To do:
Can you rename "stats-mean-label" to "stats-average-label" throughout every entry below, keeping all other text unchanged and leaving the pictures out of your answer?

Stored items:
-*-*-

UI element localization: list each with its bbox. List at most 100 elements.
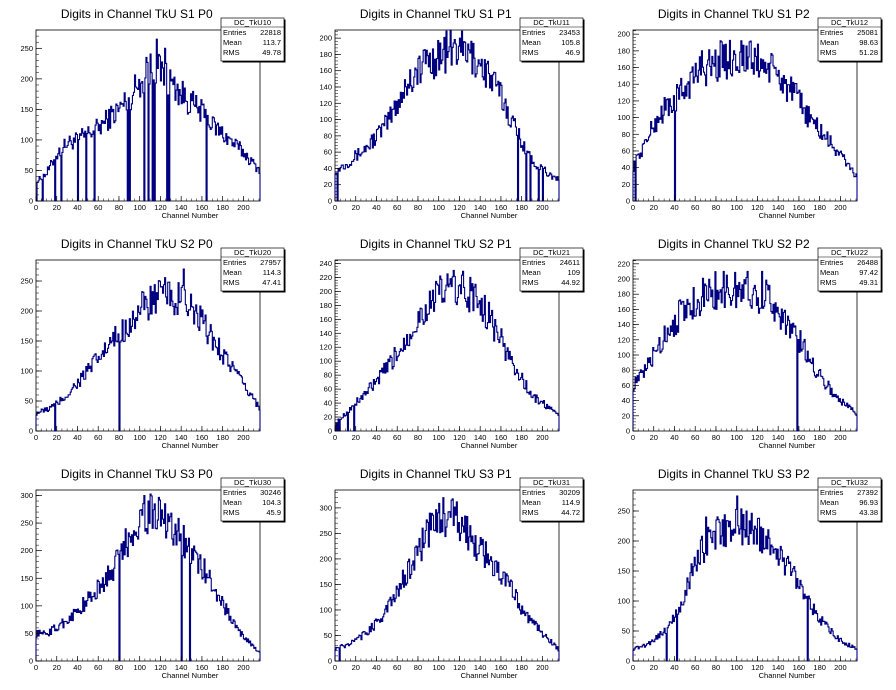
x-tick-label: 180 [813, 663, 826, 672]
y-tick-label: 150 [319, 580, 332, 589]
stats-entries-value: 27392 [857, 488, 878, 497]
stats-entries-label: Entries [522, 488, 546, 497]
stats-mean-label: Mean [223, 498, 242, 507]
stats-name: DC_TkU11 [533, 18, 570, 27]
x-tick-label: 120 [453, 433, 466, 442]
stats-rms-value: 49.31 [859, 278, 878, 287]
x-tick-label: 180 [216, 203, 229, 212]
y-tick-label: 100 [319, 357, 332, 366]
chart-title: Digits in Channel TkU S2 P0 [61, 237, 213, 251]
histogram-series [35, 493, 261, 662]
stats-mean-label: Mean [820, 268, 839, 277]
x-tick-label: 200 [237, 663, 250, 672]
x-tick-label: 160 [495, 203, 508, 212]
stats-entries-value: 23453 [559, 28, 580, 37]
stats-rms-label: RMS [223, 48, 240, 57]
x-tick-label: 100 [133, 663, 146, 672]
stats-entries-value: 24611 [560, 258, 580, 267]
y-tick-label: 80 [622, 366, 630, 375]
x-axis-label: Channel Number [759, 441, 816, 450]
y-tick-label: 120 [617, 335, 630, 344]
x-tick-label: 0 [333, 433, 337, 442]
y-tick-label: 40 [324, 399, 332, 408]
y-tick-label: 200 [617, 275, 630, 284]
histogram-panel: Digits in Channel TkU S1 P0 0 20 40 60 80 100 1… [20, 7, 286, 220]
y-tick-label: 250 [617, 507, 630, 516]
histogram-series [334, 29, 560, 202]
stats-mean-label: Mean [522, 498, 541, 507]
y-tick-label: 0 [328, 657, 332, 666]
y-tick-label: 160 [617, 63, 630, 72]
x-tick-label: 200 [834, 663, 847, 672]
stats-box [519, 247, 584, 292]
x-tick-label: 160 [793, 203, 806, 212]
histogram-series [335, 269, 560, 432]
stats-entries-label: Entries [522, 28, 546, 37]
y-tick-label: 160 [319, 315, 332, 324]
x-tick-label: 40 [372, 433, 380, 442]
stats-box [220, 17, 285, 62]
y-tick-label: 200 [617, 537, 630, 546]
stats-name: DC_TkU32 [831, 478, 868, 487]
x-tick-label: 100 [730, 203, 743, 212]
stats-box [220, 247, 285, 292]
plot-frame [35, 489, 261, 662]
x-tick-label: 200 [536, 663, 549, 672]
x-tick-label: 0 [34, 433, 38, 442]
x-tick-label: 80 [115, 433, 123, 442]
y-tick-label: 0 [626, 657, 630, 666]
x-tick-label: 200 [834, 203, 847, 212]
y-tick-label: 240 [319, 259, 332, 268]
histogram-panel: Digits in Channel TkU S2 P2 0 20 40 60 80 100 1… [617, 237, 883, 450]
stats-name: DC_TkU22 [831, 248, 868, 257]
stats-box [817, 477, 882, 522]
y-tick-label: 300 [20, 491, 33, 500]
histogram-series [632, 495, 858, 662]
y-tick-label: 50 [25, 166, 33, 175]
plot-frame [334, 259, 560, 432]
y-tick-label: 250 [319, 529, 332, 538]
stats-rms-value: 45.9 [266, 508, 281, 517]
y-tick-label: 220 [617, 259, 630, 268]
x-tick-label: 100 [432, 663, 445, 672]
x-tick-label: 180 [216, 433, 229, 442]
x-tick-label: 40 [73, 203, 81, 212]
y-tick-label: 250 [20, 519, 33, 528]
y-tick-label: 220 [319, 273, 332, 282]
chart-title: Digits in Channel TkU S1 P1 [360, 7, 512, 21]
x-tick-label: 140 [474, 203, 487, 212]
y-tick-label: 50 [324, 631, 332, 640]
stats-entries-label: Entries [223, 258, 247, 267]
y-tick-label: 80 [324, 131, 332, 140]
y-tick-label: 100 [319, 605, 332, 614]
stats-entries-value: 30209 [559, 488, 580, 497]
stats-mean-value: 104.3 [262, 498, 281, 507]
stats-rms-value: 44.92 [561, 278, 580, 287]
stats-rms-label: RMS [522, 48, 539, 57]
x-tick-label: 0 [631, 433, 635, 442]
x-tick-label: 160 [495, 433, 508, 442]
x-axis-label: Channel Number [162, 671, 219, 680]
stats-entries-value: 27957 [260, 258, 281, 267]
stats-mean-label: Mean [223, 38, 242, 47]
y-tick-label: 200 [20, 74, 33, 83]
x-tick-label: 20 [53, 203, 61, 212]
stats-entries-label: Entries [223, 488, 247, 497]
x-tick-label: 140 [474, 433, 487, 442]
stats-mean-value: 113.7 [263, 38, 281, 47]
y-tick-label: 300 [319, 503, 332, 512]
stats-name: DC_TkU30 [234, 478, 271, 487]
histogram-series [35, 268, 261, 432]
y-tick-label: 150 [20, 105, 33, 114]
x-tick-label: 60 [691, 663, 699, 672]
y-tick-label: 0 [626, 427, 630, 436]
x-tick-label: 100 [133, 203, 146, 212]
stats-mean-value: 114.3 [263, 268, 281, 277]
stats-mean-label: Mean [522, 268, 541, 277]
x-tick-label: 0 [631, 663, 635, 672]
y-tick-label: 100 [20, 367, 33, 376]
x-tick-label: 20 [650, 433, 658, 442]
stats-box [519, 477, 584, 522]
histogram-panel: Digits in Channel TkU S3 P0 0 20 40 60 80 100 1… [20, 467, 286, 680]
x-tick-label: 120 [751, 433, 764, 442]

-*-*-

Full output:
UI element localization: list each with its bbox. List at most 100 elements.
x-tick-label: 180 [813, 663, 826, 672]
y-tick-label: 150 [319, 580, 332, 589]
stats-entries-value: 27392 [857, 488, 878, 497]
stats-entries-label: Entries [522, 488, 546, 497]
stats-average-label: Mean [223, 498, 242, 507]
stats-name: DC_TkU11 [533, 18, 570, 27]
x-tick-label: 120 [453, 433, 466, 442]
stats-rms-value: 49.31 [859, 278, 878, 287]
x-tick-label: 180 [216, 203, 229, 212]
y-tick-label: 100 [319, 357, 332, 366]
chart-title: Digits in Channel TkU S2 P0 [61, 237, 213, 251]
histogram-series [35, 493, 261, 662]
stats-average-label: Mean [820, 268, 839, 277]
x-tick-label: 200 [237, 663, 250, 672]
x-tick-label: 160 [495, 203, 508, 212]
stats-entries-value: 23453 [559, 28, 580, 37]
stats-rms-label: RMS [223, 48, 240, 57]
x-tick-label: 100 [133, 663, 146, 672]
stats-entries-value: 24611 [560, 258, 580, 267]
y-tick-label: 80 [622, 366, 630, 375]
x-axis-label: Channel Number [759, 441, 816, 450]
y-tick-label: 120 [617, 335, 630, 344]
x-tick-label: 0 [333, 433, 337, 442]
y-tick-label: 40 [324, 399, 332, 408]
y-tick-label: 200 [617, 275, 630, 284]
histogram-panel: Digits in Channel TkU S1 P0 0 20 40 60 80 100 1… [20, 7, 286, 220]
y-tick-label: 250 [617, 507, 630, 516]
histogram-series [334, 29, 560, 202]
stats-average-label: Mean [522, 498, 541, 507]
y-tick-label: 0 [328, 657, 332, 666]
y-tick-label: 160 [617, 63, 630, 72]
x-tick-label: 200 [834, 663, 847, 672]
stats-box [519, 247, 584, 292]
x-tick-label: 160 [793, 203, 806, 212]
histogram-series [335, 269, 560, 432]
stats-entries-label: Entries [522, 28, 546, 37]
y-tick-label: 160 [319, 315, 332, 324]
x-tick-label: 40 [372, 433, 380, 442]
stats-box [220, 17, 285, 62]
y-tick-label: 200 [617, 537, 630, 546]
stats-name: DC_TkU32 [831, 478, 868, 487]
x-tick-label: 100 [730, 203, 743, 212]
stats-box [220, 247, 285, 292]
plot-frame [35, 489, 261, 662]
x-tick-label: 200 [536, 663, 549, 672]
x-tick-label: 0 [34, 433, 38, 442]
x-tick-label: 80 [115, 433, 123, 442]
y-tick-label: 0 [626, 657, 630, 666]
x-tick-label: 200 [834, 203, 847, 212]
y-tick-label: 240 [319, 259, 332, 268]
histogram-panel: Digits in Channel TkU S2 P2 0 20 40 60 80 100 1… [617, 237, 883, 450]
stats-name: DC_TkU22 [831, 248, 868, 257]
stats-box [817, 477, 882, 522]
y-tick-label: 300 [20, 491, 33, 500]
histogram-series [632, 495, 858, 662]
y-tick-label: 50 [25, 166, 33, 175]
plot-frame [334, 259, 560, 432]
y-tick-label: 250 [319, 529, 332, 538]
stats-rms-value: 45.9 [266, 508, 281, 517]
y-tick-label: 220 [617, 259, 630, 268]
x-tick-label: 100 [432, 663, 445, 672]
x-tick-label: 180 [216, 433, 229, 442]
x-tick-label: 40 [73, 203, 81, 212]
y-tick-label: 250 [20, 519, 33, 528]
y-tick-label: 220 [319, 273, 332, 282]
chart-title: Digits in Channel TkU S1 P1 [360, 7, 512, 21]
x-tick-label: 140 [474, 203, 487, 212]
y-tick-label: 50 [324, 631, 332, 640]
stats-entries-label: Entries [223, 258, 247, 267]
y-tick-label: 80 [324, 131, 332, 140]
y-tick-label: 100 [319, 605, 332, 614]
stats-entries-value: 30209 [559, 488, 580, 497]
stats-mean-value: 104.3 [262, 498, 281, 507]
stats-rms-value: 44.92 [561, 278, 580, 287]
stats-rms-label: RMS [522, 48, 539, 57]
x-tick-label: 0 [631, 433, 635, 442]
x-tick-label: 160 [495, 433, 508, 442]
x-axis-label: Channel Number [162, 671, 219, 680]
stats-entries-value: 27957 [260, 258, 281, 267]
stats-average-label: Mean [223, 38, 242, 47]
y-tick-label: 200 [20, 74, 33, 83]
x-tick-label: 20 [53, 203, 61, 212]
stats-entries-label: Entries [223, 488, 247, 497]
x-tick-label: 140 [474, 433, 487, 442]
stats-mean-value: 113.7 [263, 38, 281, 47]
y-tick-label: 300 [319, 503, 332, 512]
stats-name: DC_TkU30 [234, 478, 271, 487]
histogram-series [35, 268, 261, 432]
y-tick-label: 150 [20, 105, 33, 114]
x-tick-label: 60 [691, 663, 699, 672]
y-tick-label: 0 [626, 427, 630, 436]
x-tick-label: 100 [133, 203, 146, 212]
stats-mean-value: 114.3 [263, 268, 281, 277]
stats-average-label: Mean [522, 268, 541, 277]
x-tick-label: 0 [631, 663, 635, 672]
y-tick-label: 100 [20, 367, 33, 376]
x-tick-label: 20 [650, 433, 658, 442]
stats-box [519, 477, 584, 522]
histogram-panel: Digits in Channel TkU S3 P0 0 20 40 60 80 100 1… [20, 467, 286, 680]
x-tick-label: 120 [751, 433, 764, 442]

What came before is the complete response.